Stored data:
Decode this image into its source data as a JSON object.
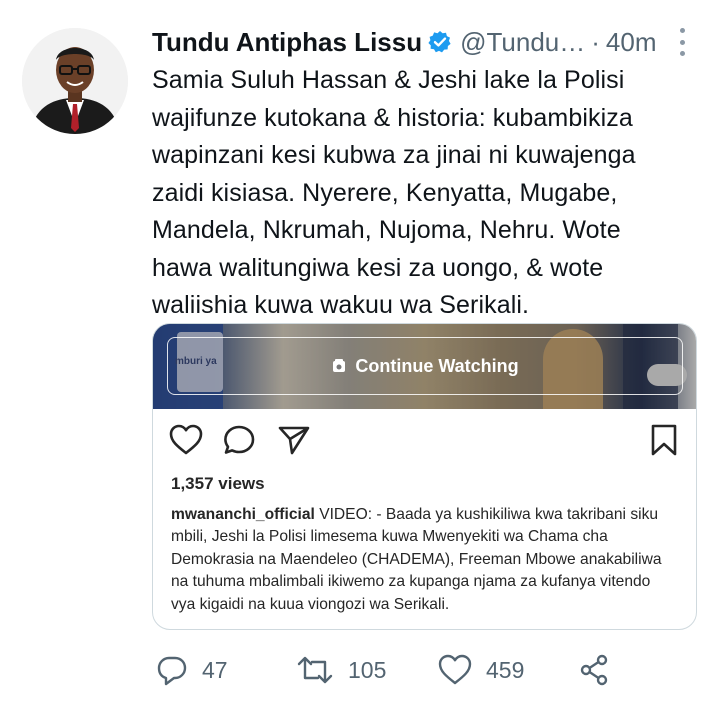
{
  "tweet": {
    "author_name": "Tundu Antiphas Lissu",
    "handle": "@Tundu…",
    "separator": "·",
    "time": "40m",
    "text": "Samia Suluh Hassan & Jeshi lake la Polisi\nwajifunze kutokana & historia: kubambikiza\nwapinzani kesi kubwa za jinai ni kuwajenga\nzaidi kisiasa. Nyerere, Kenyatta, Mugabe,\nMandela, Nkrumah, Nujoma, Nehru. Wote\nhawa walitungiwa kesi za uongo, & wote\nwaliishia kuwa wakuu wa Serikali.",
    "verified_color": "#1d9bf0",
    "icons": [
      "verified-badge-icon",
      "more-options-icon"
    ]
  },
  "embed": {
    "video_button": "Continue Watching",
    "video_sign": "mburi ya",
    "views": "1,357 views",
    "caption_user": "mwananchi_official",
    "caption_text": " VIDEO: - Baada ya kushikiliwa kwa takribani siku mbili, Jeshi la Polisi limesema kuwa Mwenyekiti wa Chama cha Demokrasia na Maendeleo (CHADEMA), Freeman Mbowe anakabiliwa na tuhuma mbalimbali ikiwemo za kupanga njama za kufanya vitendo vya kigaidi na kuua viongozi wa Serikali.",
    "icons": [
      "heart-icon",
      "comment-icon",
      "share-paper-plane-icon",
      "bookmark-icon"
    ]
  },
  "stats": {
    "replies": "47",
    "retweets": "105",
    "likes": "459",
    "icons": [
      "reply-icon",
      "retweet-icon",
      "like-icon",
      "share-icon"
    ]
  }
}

■ **TASK INSTRUCTIONS**: Repeat the material above word for word, please, apart from its images.

■ **TASK RESULT**:
Decode this image into its source data as a JSON object.
{
  "tweet": {
    "author_name": "Tundu Antiphas Lissu",
    "handle": "@Tundu…",
    "separator": "·",
    "time": "40m",
    "text": "Samia Suluh Hassan & Jeshi lake la Polisi\nwajifunze kutokana & historia: kubambikiza\nwapinzani kesi kubwa za jinai ni kuwajenga\nzaidi kisiasa. Nyerere, Kenyatta, Mugabe,\nMandela, Nkrumah, Nujoma, Nehru. Wote\nhawa walitungiwa kesi za uongo, & wote\nwaliishia kuwa wakuu wa Serikali.",
    "verified_color": "#1d9bf0",
    "icons": [
      "verified-badge-icon",
      "more-options-icon"
    ]
  },
  "embed": {
    "video_button": "Continue Watching",
    "video_sign": "mburi ya",
    "views": "1,357 views",
    "caption_user": "mwananchi_official",
    "caption_text": " VIDEO: - Baada ya kushikiliwa kwa takribani siku mbili, Jeshi la Polisi limesema kuwa Mwenyekiti wa Chama cha Demokrasia na Maendeleo (CHADEMA), Freeman Mbowe anakabiliwa na tuhuma mbalimbali ikiwemo za kupanga njama za kufanya vitendo vya kigaidi na kuua viongozi wa Serikali.",
    "icons": [
      "heart-icon",
      "comment-icon",
      "share-paper-plane-icon",
      "bookmark-icon"
    ]
  },
  "stats": {
    "replies": "47",
    "retweets": "105",
    "likes": "459",
    "icons": [
      "reply-icon",
      "retweet-icon",
      "like-icon",
      "share-icon"
    ]
  }
}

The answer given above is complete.